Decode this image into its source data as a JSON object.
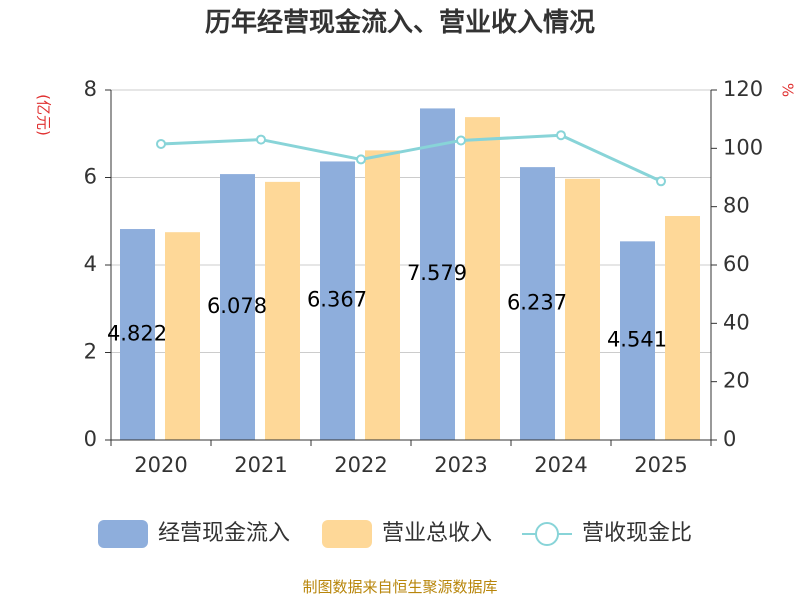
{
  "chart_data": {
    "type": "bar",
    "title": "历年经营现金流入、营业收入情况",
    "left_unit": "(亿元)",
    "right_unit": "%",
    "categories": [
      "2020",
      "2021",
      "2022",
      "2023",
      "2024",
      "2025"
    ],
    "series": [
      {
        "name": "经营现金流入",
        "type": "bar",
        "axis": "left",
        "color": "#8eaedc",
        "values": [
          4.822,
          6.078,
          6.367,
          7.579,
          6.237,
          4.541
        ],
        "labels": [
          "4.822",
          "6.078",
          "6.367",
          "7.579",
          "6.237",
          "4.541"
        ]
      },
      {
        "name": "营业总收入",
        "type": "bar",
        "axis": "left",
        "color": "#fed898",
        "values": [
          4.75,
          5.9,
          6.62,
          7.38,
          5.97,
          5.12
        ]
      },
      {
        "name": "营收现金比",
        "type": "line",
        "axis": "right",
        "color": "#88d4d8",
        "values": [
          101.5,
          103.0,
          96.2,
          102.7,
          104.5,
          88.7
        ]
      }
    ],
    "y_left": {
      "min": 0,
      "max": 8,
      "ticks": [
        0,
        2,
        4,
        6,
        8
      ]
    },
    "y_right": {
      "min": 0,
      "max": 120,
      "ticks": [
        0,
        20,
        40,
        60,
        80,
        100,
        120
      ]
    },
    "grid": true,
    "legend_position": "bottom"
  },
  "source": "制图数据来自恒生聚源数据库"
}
= = = = =
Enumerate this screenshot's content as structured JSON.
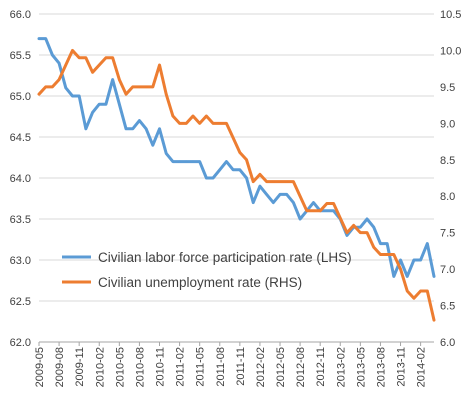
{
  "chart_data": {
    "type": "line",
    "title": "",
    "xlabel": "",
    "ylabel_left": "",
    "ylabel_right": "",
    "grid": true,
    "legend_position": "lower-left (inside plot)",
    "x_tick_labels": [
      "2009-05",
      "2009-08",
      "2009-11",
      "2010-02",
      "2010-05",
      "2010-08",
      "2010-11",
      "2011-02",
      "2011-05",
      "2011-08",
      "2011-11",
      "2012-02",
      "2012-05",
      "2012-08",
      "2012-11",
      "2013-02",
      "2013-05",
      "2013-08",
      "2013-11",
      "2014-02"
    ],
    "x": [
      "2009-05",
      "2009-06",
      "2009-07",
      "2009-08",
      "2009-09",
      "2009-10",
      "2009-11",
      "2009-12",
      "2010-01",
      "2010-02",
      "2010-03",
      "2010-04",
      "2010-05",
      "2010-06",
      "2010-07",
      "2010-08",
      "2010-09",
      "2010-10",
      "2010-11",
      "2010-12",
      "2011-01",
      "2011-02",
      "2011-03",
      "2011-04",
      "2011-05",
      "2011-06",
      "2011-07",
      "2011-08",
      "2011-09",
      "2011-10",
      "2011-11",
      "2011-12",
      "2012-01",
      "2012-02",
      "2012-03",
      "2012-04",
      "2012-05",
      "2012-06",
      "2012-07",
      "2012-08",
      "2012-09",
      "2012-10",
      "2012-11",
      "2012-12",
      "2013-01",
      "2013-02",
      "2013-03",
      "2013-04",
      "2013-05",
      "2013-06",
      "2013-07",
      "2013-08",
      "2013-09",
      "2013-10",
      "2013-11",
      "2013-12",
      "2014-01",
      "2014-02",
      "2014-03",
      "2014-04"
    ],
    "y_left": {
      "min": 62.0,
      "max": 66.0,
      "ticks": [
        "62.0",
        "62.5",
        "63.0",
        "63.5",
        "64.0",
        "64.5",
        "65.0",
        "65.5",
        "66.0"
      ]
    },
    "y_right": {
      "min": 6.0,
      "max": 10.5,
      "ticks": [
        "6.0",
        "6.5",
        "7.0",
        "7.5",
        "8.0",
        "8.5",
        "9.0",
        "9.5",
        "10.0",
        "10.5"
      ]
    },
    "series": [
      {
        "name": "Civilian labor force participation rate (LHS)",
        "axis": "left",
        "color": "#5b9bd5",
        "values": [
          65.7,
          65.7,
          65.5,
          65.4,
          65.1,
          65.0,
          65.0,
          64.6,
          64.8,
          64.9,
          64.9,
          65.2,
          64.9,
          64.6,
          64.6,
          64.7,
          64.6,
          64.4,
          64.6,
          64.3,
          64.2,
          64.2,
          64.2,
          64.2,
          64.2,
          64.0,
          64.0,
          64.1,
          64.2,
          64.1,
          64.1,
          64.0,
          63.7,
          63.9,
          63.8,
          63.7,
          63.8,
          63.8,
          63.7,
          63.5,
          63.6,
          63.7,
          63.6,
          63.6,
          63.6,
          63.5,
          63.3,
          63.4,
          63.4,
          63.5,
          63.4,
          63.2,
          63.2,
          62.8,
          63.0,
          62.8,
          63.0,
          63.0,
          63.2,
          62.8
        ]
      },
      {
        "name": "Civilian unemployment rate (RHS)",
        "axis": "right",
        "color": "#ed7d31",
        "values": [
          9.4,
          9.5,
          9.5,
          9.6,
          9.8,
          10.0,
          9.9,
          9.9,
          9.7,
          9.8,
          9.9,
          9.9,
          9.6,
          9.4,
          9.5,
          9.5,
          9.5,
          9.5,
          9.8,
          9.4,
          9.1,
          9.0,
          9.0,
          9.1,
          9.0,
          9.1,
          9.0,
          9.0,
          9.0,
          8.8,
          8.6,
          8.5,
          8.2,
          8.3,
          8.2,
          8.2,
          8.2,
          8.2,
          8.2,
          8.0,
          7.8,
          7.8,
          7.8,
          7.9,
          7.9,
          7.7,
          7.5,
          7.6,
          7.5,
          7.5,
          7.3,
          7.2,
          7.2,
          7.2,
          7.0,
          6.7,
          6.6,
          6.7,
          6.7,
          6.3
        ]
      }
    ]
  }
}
= = = = =
__Exercise brief__:
Using the listing above, say how many of its lines contain the string "type", giving nothing but the figure.

__Response to this task__:
5